##### RECORD EXTRACTS

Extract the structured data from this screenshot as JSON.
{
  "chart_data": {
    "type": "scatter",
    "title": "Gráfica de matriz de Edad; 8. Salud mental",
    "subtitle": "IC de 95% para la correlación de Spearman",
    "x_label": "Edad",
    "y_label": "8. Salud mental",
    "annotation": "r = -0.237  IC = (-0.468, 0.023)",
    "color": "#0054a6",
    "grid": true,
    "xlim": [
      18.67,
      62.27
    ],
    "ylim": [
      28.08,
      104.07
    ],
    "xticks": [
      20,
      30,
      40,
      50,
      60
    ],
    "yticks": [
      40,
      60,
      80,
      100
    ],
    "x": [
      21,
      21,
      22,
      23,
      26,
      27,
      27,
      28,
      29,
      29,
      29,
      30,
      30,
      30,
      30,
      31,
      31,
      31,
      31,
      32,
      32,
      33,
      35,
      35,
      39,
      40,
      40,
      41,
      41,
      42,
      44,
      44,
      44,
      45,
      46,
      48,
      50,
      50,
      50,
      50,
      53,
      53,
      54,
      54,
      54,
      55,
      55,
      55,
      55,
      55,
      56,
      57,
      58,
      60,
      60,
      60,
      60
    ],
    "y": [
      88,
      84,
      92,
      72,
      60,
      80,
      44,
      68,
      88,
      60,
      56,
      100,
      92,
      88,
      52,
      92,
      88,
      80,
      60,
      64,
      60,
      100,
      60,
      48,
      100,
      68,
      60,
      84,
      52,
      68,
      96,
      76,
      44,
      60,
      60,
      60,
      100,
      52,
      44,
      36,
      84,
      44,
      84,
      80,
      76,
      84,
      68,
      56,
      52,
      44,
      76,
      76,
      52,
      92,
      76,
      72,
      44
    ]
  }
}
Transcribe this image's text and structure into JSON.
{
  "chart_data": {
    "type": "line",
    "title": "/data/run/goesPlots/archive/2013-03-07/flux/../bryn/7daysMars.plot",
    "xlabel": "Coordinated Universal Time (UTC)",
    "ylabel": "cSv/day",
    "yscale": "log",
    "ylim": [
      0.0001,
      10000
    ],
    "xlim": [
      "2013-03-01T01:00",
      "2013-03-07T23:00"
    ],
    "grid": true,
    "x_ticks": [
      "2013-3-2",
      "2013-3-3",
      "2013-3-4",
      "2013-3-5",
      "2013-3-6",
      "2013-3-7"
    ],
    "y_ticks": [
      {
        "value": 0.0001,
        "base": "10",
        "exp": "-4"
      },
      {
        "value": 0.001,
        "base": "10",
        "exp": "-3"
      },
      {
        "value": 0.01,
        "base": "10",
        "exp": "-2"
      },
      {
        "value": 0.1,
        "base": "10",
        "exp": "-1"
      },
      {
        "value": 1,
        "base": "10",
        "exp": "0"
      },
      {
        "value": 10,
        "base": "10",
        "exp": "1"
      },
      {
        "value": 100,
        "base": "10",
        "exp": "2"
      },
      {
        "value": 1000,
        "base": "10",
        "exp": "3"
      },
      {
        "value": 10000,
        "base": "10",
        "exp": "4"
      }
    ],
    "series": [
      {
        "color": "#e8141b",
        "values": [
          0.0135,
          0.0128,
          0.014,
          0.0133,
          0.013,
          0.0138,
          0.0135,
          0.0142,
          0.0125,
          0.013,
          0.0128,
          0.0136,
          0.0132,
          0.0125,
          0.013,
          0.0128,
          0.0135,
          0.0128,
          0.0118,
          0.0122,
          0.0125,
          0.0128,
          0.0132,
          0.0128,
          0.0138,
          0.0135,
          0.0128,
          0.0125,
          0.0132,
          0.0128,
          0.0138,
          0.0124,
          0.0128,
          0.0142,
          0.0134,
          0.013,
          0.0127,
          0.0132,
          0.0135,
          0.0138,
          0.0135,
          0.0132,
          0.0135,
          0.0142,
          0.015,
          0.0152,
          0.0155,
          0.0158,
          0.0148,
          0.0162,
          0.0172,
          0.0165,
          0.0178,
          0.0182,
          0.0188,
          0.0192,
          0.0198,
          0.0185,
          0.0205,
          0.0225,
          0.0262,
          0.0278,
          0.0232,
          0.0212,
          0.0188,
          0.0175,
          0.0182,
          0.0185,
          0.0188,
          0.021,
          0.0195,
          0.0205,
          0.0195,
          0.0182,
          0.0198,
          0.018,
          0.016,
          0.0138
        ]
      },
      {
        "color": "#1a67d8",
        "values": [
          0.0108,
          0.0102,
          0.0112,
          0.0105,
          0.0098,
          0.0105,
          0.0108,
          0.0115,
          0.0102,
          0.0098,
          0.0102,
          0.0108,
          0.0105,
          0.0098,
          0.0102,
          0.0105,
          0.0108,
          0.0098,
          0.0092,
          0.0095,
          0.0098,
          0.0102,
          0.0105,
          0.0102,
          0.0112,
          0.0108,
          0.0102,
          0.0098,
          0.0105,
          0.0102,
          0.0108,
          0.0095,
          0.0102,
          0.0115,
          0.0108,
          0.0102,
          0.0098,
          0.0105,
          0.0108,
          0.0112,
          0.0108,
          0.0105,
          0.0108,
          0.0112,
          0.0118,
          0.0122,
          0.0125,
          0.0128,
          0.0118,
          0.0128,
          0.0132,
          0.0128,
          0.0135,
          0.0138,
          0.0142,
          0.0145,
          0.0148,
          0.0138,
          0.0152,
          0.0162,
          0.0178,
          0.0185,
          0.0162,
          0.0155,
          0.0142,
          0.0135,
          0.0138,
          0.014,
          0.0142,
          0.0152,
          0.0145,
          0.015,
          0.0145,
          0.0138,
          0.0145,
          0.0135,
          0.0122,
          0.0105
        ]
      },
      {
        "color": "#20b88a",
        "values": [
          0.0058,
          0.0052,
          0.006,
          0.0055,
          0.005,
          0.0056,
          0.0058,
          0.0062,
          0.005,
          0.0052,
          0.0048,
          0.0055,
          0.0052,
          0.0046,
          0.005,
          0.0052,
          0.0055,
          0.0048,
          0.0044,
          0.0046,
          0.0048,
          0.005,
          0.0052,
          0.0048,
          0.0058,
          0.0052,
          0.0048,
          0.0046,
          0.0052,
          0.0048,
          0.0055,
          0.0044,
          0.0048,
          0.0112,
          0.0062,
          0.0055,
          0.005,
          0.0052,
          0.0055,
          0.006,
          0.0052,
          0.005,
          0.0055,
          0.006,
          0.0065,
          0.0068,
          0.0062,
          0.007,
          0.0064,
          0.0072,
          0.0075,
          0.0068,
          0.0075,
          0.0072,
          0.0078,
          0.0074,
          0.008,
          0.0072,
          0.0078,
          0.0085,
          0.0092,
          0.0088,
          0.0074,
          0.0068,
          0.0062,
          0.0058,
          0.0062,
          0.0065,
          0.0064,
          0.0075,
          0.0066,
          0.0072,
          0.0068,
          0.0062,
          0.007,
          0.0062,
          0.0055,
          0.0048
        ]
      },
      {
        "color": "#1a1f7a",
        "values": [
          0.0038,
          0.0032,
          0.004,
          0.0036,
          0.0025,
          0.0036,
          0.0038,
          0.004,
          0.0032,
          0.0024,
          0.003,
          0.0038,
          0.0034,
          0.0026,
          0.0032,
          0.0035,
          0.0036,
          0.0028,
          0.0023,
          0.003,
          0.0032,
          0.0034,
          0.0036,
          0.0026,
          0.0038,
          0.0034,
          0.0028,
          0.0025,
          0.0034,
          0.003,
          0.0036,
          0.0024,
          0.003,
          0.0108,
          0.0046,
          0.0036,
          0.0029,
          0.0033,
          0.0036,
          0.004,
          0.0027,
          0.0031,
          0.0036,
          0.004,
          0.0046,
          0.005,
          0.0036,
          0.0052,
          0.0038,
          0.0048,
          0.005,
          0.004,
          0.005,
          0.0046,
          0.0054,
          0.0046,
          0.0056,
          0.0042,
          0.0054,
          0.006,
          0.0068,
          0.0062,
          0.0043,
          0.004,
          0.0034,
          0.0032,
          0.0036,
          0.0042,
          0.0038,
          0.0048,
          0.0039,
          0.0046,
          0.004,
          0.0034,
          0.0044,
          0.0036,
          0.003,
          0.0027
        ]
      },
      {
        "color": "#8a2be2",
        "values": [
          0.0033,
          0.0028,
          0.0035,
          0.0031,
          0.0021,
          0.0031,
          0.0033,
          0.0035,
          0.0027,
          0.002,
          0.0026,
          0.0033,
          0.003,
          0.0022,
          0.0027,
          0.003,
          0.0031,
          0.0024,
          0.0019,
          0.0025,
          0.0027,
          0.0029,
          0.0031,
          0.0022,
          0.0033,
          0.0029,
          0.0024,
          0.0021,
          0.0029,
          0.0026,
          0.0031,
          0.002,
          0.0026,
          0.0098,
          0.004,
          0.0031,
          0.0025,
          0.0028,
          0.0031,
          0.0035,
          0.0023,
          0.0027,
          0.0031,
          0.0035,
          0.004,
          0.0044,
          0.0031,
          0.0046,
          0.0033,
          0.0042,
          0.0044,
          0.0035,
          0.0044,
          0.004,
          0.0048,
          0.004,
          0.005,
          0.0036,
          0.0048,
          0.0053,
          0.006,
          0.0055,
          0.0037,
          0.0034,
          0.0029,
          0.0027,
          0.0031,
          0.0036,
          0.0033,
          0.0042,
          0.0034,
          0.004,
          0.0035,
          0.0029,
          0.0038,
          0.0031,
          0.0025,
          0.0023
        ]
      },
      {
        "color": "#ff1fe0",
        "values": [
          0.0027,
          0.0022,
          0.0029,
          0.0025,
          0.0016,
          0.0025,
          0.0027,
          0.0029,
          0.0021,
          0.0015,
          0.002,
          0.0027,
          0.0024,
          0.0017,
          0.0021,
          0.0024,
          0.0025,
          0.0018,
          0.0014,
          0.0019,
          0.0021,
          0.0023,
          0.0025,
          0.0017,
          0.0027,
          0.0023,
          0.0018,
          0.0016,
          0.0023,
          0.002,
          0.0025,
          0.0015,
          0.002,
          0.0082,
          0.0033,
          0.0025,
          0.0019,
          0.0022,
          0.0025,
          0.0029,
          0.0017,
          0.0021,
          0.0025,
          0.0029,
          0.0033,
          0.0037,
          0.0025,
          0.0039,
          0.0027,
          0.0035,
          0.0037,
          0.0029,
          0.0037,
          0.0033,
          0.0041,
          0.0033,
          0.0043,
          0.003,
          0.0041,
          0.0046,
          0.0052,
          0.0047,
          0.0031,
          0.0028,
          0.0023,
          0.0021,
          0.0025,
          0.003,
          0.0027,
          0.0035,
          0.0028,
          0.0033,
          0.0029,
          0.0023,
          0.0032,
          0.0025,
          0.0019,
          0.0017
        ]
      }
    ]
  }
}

##########

» STATED PROBLEM
Copy, from the material above, each line in which the string "this" occurs.

» EXPECTED ANSWER
Extract the structured data from this screenshot as JSON.
Transcribe this image's text and structure into JSON.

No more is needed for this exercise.